[Written task]
Review the lines that follow and copy each one that contains the word "this".

[Data supplied]

begin

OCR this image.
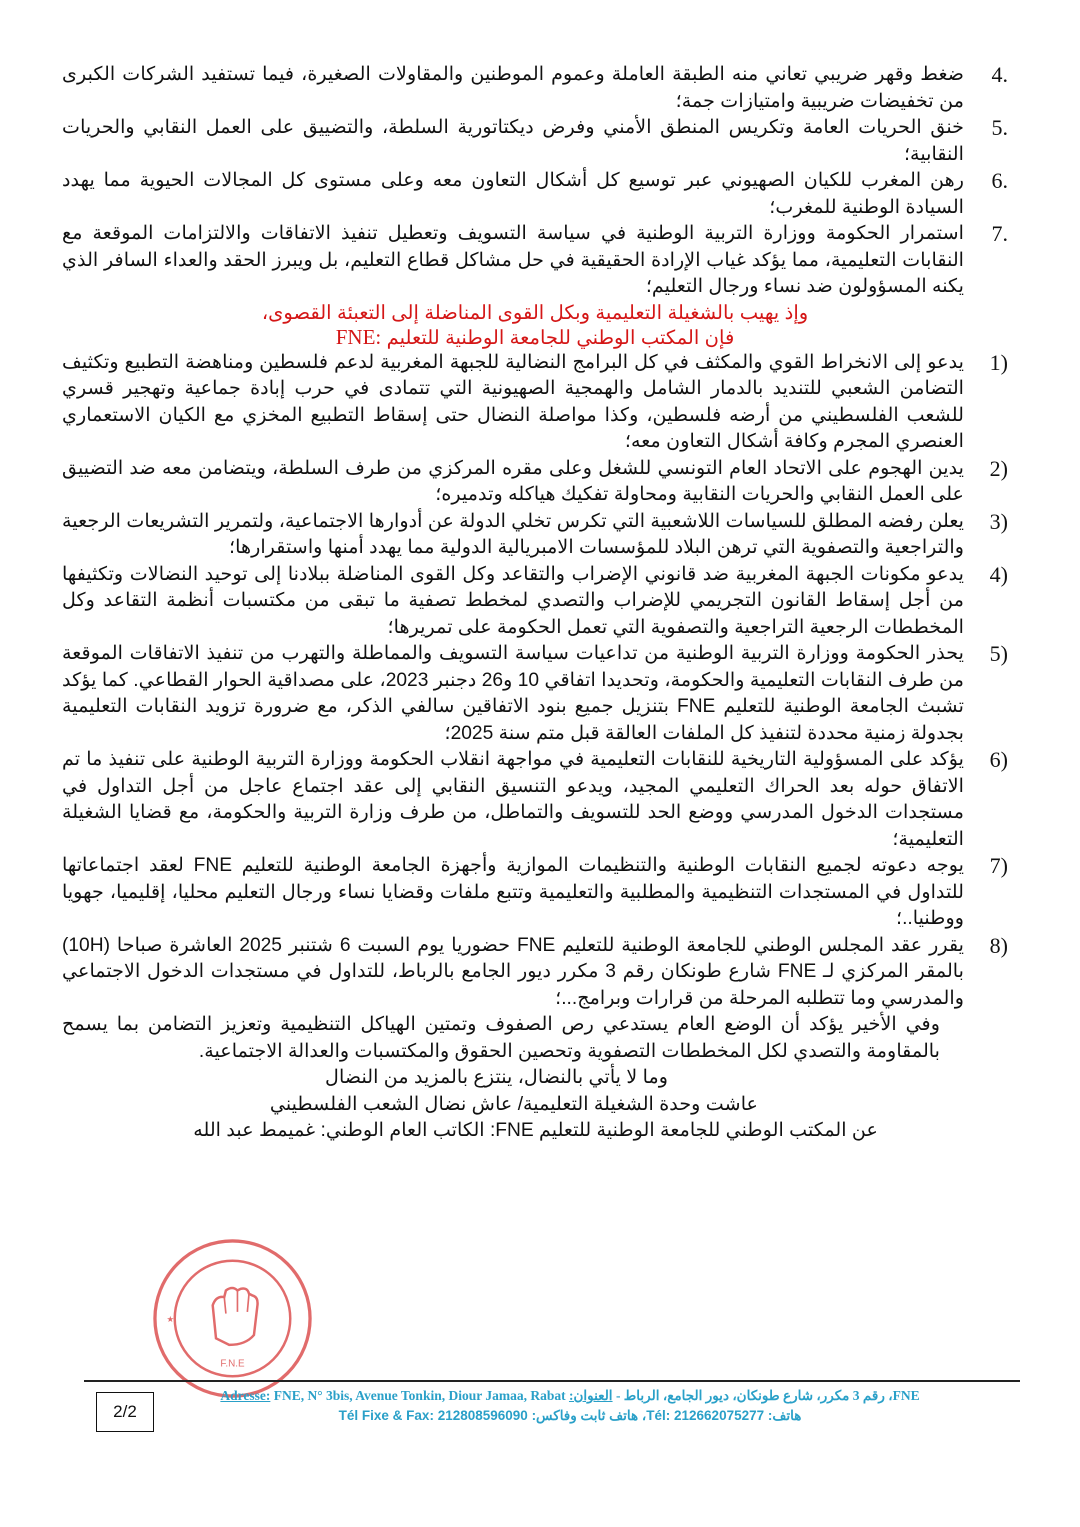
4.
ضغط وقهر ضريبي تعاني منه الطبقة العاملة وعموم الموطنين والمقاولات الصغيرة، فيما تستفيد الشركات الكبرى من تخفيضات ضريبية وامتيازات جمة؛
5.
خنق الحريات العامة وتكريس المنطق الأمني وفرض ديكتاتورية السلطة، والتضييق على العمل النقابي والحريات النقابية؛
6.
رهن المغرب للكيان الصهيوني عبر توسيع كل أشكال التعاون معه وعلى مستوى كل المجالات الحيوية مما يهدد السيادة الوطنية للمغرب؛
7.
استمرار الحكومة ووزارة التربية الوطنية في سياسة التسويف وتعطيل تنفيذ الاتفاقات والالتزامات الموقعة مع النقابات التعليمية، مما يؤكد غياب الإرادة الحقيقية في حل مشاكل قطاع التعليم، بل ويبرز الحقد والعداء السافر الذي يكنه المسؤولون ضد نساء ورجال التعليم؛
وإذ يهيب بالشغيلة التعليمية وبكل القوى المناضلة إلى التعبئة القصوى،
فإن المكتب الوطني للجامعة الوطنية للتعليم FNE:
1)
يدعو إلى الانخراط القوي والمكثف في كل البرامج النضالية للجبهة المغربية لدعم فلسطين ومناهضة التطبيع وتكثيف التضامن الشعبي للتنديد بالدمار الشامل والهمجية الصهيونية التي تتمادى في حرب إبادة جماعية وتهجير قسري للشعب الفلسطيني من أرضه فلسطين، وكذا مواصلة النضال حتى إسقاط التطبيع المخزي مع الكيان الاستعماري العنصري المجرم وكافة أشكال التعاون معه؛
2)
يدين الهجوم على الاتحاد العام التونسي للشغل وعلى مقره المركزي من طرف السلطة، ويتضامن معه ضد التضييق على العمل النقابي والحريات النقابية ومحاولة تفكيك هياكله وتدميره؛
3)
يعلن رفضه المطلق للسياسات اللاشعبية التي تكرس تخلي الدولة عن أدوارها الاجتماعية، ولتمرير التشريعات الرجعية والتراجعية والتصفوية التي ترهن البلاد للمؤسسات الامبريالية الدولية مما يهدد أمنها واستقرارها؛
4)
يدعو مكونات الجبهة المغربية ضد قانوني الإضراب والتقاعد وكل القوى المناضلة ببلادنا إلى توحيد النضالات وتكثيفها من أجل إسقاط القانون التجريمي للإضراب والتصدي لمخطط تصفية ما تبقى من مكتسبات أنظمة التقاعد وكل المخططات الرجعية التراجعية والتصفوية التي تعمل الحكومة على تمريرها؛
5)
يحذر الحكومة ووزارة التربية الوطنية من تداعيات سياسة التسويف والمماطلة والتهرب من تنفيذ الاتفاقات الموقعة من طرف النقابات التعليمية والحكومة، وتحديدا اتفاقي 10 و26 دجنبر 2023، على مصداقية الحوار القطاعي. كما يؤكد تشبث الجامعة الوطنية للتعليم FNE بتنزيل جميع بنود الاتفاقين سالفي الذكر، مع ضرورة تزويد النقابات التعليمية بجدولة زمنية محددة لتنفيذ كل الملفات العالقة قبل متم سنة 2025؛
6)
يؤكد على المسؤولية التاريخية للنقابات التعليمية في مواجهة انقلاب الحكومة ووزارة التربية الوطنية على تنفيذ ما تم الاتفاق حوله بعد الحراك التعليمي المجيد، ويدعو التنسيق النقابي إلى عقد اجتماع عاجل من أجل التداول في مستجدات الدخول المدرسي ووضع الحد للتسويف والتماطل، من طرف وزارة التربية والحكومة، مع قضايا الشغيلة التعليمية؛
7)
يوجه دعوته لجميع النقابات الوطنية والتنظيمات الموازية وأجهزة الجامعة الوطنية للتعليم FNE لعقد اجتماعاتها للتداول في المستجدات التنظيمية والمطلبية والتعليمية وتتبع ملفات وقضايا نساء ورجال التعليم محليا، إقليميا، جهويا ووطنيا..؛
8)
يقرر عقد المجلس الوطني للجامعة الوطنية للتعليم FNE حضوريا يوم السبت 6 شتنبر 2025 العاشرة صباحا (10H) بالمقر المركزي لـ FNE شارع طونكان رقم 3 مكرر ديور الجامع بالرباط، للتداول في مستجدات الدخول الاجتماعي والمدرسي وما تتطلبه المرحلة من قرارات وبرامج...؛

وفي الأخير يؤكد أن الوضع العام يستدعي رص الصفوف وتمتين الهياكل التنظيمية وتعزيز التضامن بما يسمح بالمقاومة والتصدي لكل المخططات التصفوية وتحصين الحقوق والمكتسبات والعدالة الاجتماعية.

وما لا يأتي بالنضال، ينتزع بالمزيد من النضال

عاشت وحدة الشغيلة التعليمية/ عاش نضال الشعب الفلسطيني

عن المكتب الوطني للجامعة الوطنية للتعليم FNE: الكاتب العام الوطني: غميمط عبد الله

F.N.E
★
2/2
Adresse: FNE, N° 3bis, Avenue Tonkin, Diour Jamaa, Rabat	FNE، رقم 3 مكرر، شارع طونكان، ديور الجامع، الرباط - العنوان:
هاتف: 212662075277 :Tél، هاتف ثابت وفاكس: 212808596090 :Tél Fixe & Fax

end
begin

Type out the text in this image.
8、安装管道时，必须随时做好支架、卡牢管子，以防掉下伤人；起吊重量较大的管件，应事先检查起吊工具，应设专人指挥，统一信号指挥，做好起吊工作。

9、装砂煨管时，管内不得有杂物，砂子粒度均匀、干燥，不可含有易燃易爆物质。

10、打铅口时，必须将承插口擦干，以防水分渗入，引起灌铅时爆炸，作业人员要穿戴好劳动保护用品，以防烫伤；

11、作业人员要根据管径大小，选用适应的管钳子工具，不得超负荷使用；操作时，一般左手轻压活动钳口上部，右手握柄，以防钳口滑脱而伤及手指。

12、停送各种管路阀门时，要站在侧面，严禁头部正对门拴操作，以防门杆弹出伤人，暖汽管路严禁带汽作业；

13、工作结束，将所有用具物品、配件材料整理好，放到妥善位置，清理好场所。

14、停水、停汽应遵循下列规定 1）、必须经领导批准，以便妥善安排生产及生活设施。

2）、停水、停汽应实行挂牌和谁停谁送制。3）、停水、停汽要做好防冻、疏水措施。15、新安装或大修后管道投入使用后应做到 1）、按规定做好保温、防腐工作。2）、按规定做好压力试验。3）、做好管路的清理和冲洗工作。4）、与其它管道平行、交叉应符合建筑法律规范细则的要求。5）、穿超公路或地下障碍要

end

[Task answer]
OCR this image.
Type out the text in this image.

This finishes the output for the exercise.